Task objective: Below are some records. Say how many of their lines include the string "информации", giving only the number.

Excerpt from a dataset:
#####

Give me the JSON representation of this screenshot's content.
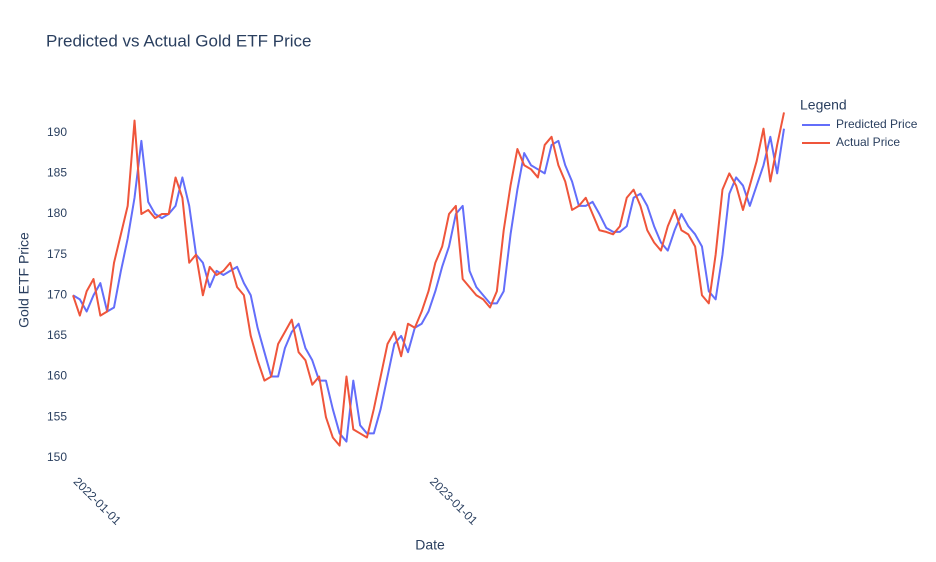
{
  "chart_data": {
    "type": "line",
    "title": "Predicted vs Actual Gold ETF Price",
    "x_label": "Date",
    "y_label": "Gold ETF Price",
    "legend_title": "Legend",
    "legend_position": "right",
    "grid": false,
    "x": [
      "2021-12-30",
      "2022-01-06",
      "2022-01-13",
      "2022-01-20",
      "2022-01-27",
      "2022-02-03",
      "2022-02-10",
      "2022-02-17",
      "2022-02-24",
      "2022-03-03",
      "2022-03-10",
      "2022-03-17",
      "2022-03-24",
      "2022-03-31",
      "2022-04-07",
      "2022-04-14",
      "2022-04-21",
      "2022-04-28",
      "2022-05-05",
      "2022-05-12",
      "2022-05-19",
      "2022-05-26",
      "2022-06-02",
      "2022-06-09",
      "2022-06-16",
      "2022-06-23",
      "2022-06-30",
      "2022-07-07",
      "2022-07-14",
      "2022-07-21",
      "2022-07-28",
      "2022-08-04",
      "2022-08-11",
      "2022-08-18",
      "2022-08-25",
      "2022-09-01",
      "2022-09-08",
      "2022-09-15",
      "2022-09-22",
      "2022-09-29",
      "2022-10-06",
      "2022-10-13",
      "2022-10-20",
      "2022-10-27",
      "2022-11-03",
      "2022-11-10",
      "2022-11-17",
      "2022-11-24",
      "2022-12-01",
      "2022-12-08",
      "2022-12-15",
      "2022-12-22",
      "2022-12-29",
      "2023-01-05",
      "2023-01-12",
      "2023-01-19",
      "2023-01-26",
      "2023-02-02",
      "2023-02-09",
      "2023-02-16",
      "2023-02-23",
      "2023-03-02",
      "2023-03-09",
      "2023-03-16",
      "2023-03-23",
      "2023-03-30",
      "2023-04-06",
      "2023-04-13",
      "2023-04-20",
      "2023-04-27",
      "2023-05-04",
      "2023-05-11",
      "2023-05-18",
      "2023-05-25",
      "2023-06-01",
      "2023-06-08",
      "2023-06-15",
      "2023-06-22",
      "2023-06-29",
      "2023-07-06",
      "2023-07-13",
      "2023-07-20",
      "2023-07-27",
      "2023-08-03",
      "2023-08-10",
      "2023-08-17",
      "2023-08-24",
      "2023-08-31",
      "2023-09-07",
      "2023-09-14",
      "2023-09-21",
      "2023-09-28",
      "2023-10-05",
      "2023-10-12",
      "2023-10-19",
      "2023-10-26",
      "2023-11-02",
      "2023-11-09",
      "2023-11-16",
      "2023-11-23",
      "2023-11-30",
      "2023-12-07",
      "2023-12-14",
      "2023-12-21",
      "2023-12-28"
    ],
    "series": [
      {
        "name": "Predicted Price",
        "color": "#636efa",
        "values": [
          170,
          169.5,
          168,
          170,
          171.5,
          168,
          168.5,
          173,
          177,
          182,
          189,
          181.5,
          180,
          179.5,
          180,
          181,
          184.5,
          181,
          175,
          174,
          171,
          173,
          172.5,
          173,
          173.5,
          171.5,
          170,
          166,
          163,
          160,
          160,
          163.5,
          165.5,
          166.5,
          163.5,
          162,
          159.5,
          159.5,
          156,
          153,
          152,
          159.5,
          154,
          153,
          153,
          156,
          160,
          164,
          165,
          163,
          166,
          166.5,
          168,
          170.5,
          173.5,
          176,
          180,
          181,
          173,
          171,
          170,
          169,
          169,
          170.5,
          177.5,
          183,
          187.5,
          186,
          185.5,
          185,
          188.5,
          189,
          186,
          184,
          181,
          181,
          181.5,
          180,
          178.3,
          177.8,
          177.8,
          178.5,
          182,
          182.5,
          181,
          178.5,
          176.5,
          175.5,
          178,
          180,
          178.5,
          177.5,
          176,
          170.5,
          169.5,
          175,
          182.5,
          184.5,
          183.5,
          181,
          183.5,
          186,
          189.5,
          185,
          190.5
        ]
      },
      {
        "name": "Actual Price",
        "color": "#ef553b",
        "values": [
          170,
          167.5,
          170.5,
          172,
          167.5,
          168,
          174,
          177.5,
          181,
          191.5,
          180,
          180.5,
          179.5,
          180,
          180,
          184.5,
          182,
          174,
          175,
          170,
          173.5,
          172.5,
          173,
          174,
          171,
          170,
          165,
          162,
          159.5,
          160,
          164,
          165.5,
          167,
          163,
          162,
          159,
          160,
          155,
          152.5,
          151.5,
          160,
          153.5,
          153,
          152.5,
          156,
          160,
          164,
          165.5,
          162.5,
          166.5,
          166,
          168,
          170.5,
          174,
          176,
          180,
          181,
          172,
          171,
          170,
          169.5,
          168.5,
          170.5,
          178,
          183.5,
          188,
          186,
          185.5,
          184.5,
          188.5,
          189.5,
          186,
          184,
          180.5,
          181,
          182,
          180,
          178,
          177.8,
          177.5,
          178.5,
          182,
          183,
          181,
          178,
          176.5,
          175.5,
          178.5,
          180.5,
          178,
          177.5,
          176,
          170,
          169,
          175,
          183,
          185,
          183.5,
          180.5,
          183.5,
          186.5,
          190.5,
          184,
          188.5,
          192.5
        ]
      }
    ],
    "xlim": [
      "2021-12-30",
      "2023-12-28"
    ],
    "xticks": [
      "2022-01-01",
      "2023-01-01"
    ],
    "ylim": [
      148.5,
      192.8
    ],
    "yticks": [
      150,
      155,
      160,
      165,
      170,
      175,
      180,
      185,
      190
    ]
  }
}
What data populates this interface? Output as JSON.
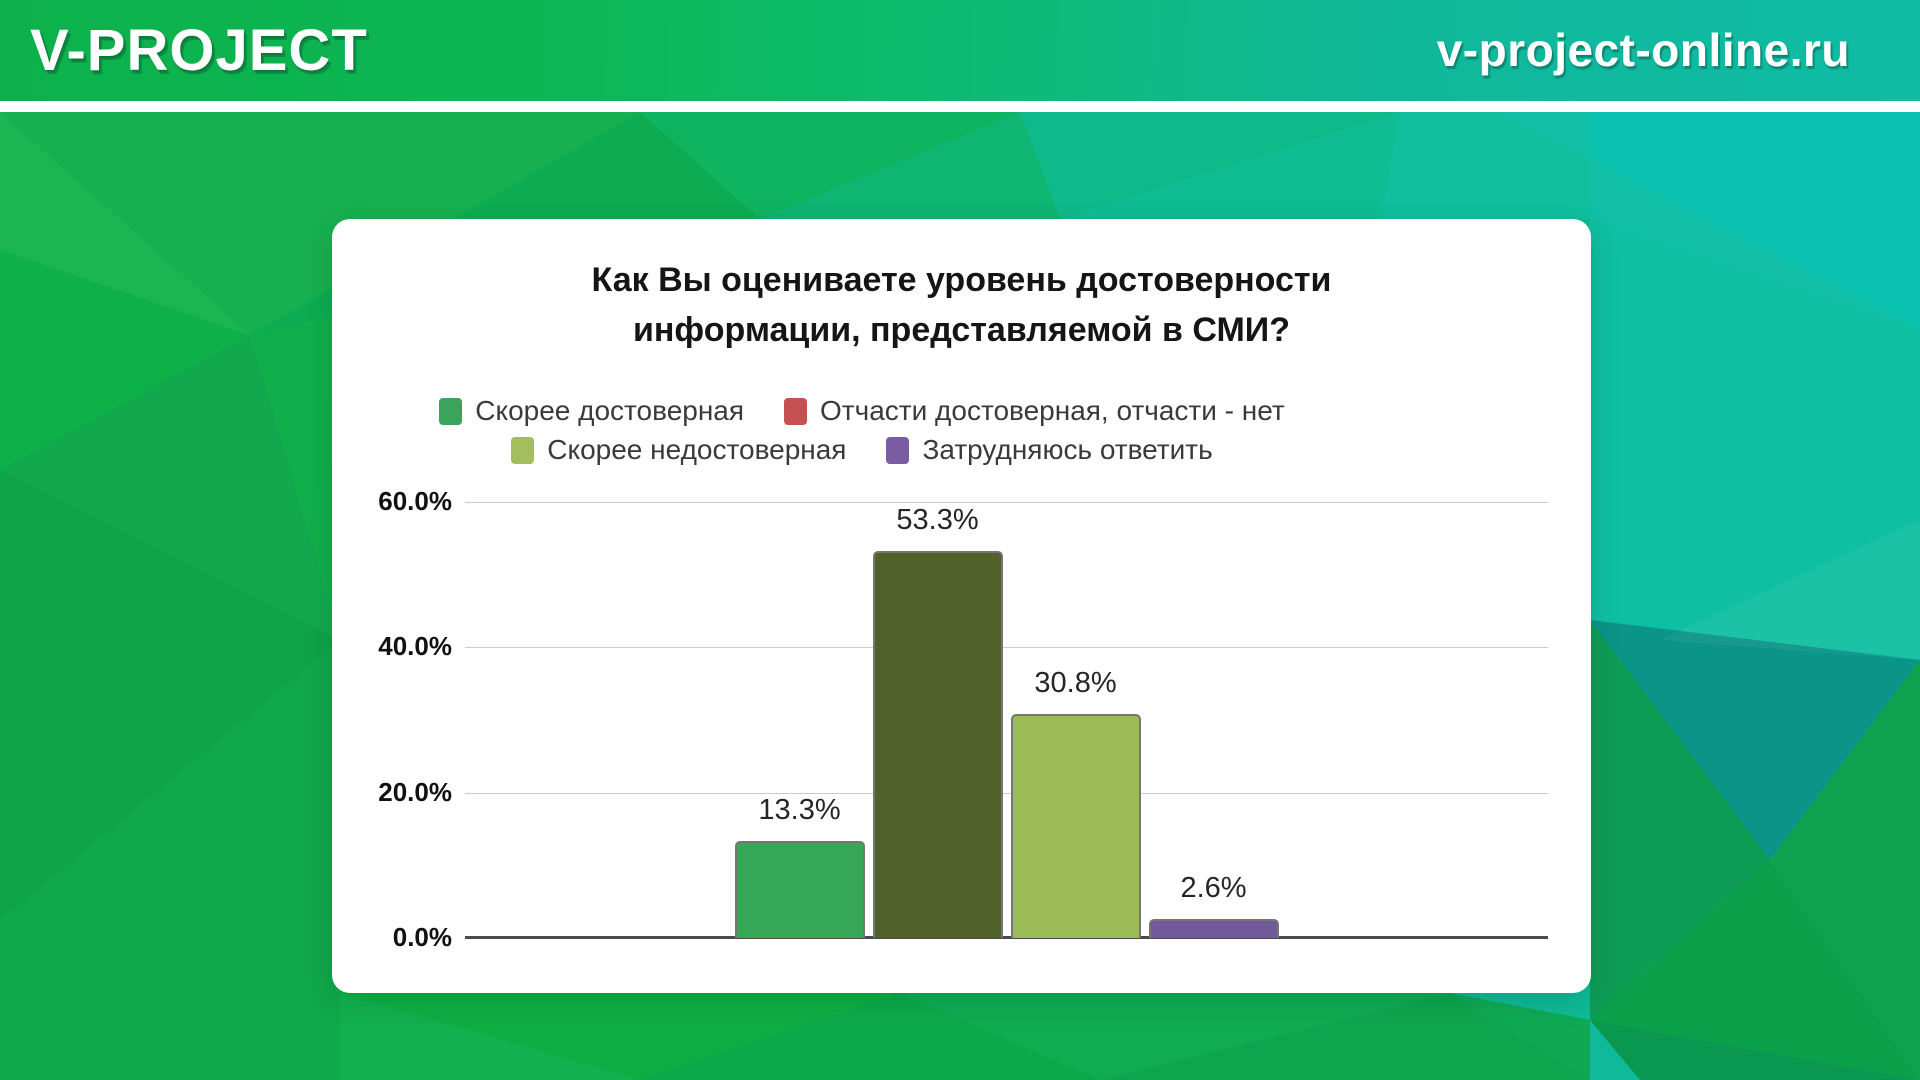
{
  "header": {
    "logo_text": "V-PROJECT",
    "site_url": "v-project-online.ru"
  },
  "chart_data": {
    "type": "bar",
    "title": "Как Вы оцениваете уровень достоверности информации, представляемой в СМИ?",
    "title_lines": [
      "Как Вы оцениваете уровень достоверности",
      "информации, представляемой в СМИ?"
    ],
    "categories": [
      "Скорее достоверная",
      "Отчасти достоверная, отчасти - нет",
      "Скорее недостоверная",
      "Затрудняюсь ответить"
    ],
    "values": [
      13.3,
      53.3,
      30.8,
      2.6
    ],
    "value_labels": [
      "13.3%",
      "53.3%",
      "30.8%",
      "2.6%"
    ],
    "xlabel": "",
    "ylabel": "",
    "ylim": [
      0,
      60
    ],
    "yticks": [
      {
        "value": 60,
        "label": "60.0%"
      },
      {
        "value": 40,
        "label": "40.0%"
      },
      {
        "value": 20,
        "label": "20.0%"
      },
      {
        "value": 0,
        "label": "0.0%"
      }
    ],
    "grid": true,
    "legend_position": "top",
    "legend": [
      {
        "label": "Скорее достоверная",
        "color": "#3BA35B"
      },
      {
        "label": "Отчасти достоверная, отчасти - нет",
        "color": "#C45052"
      },
      {
        "label": "Скорее недостоверная",
        "color": "#A5BE5D"
      },
      {
        "label": "Затрудняюсь ответить",
        "color": "#7A5CA3"
      }
    ],
    "bar_colors": [
      "#35A756",
      "#50622A",
      "#9CBC58",
      "#71599B"
    ]
  },
  "theme": {
    "header_gradient_start": "#0CB14B",
    "header_gradient_end": "#0FBCA4",
    "card_background": "#FFFFFF",
    "grid_color": "#CCCCCC",
    "axis_color": "#4B4B4B",
    "title_color": "#151515"
  }
}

#####

Exercise response: 2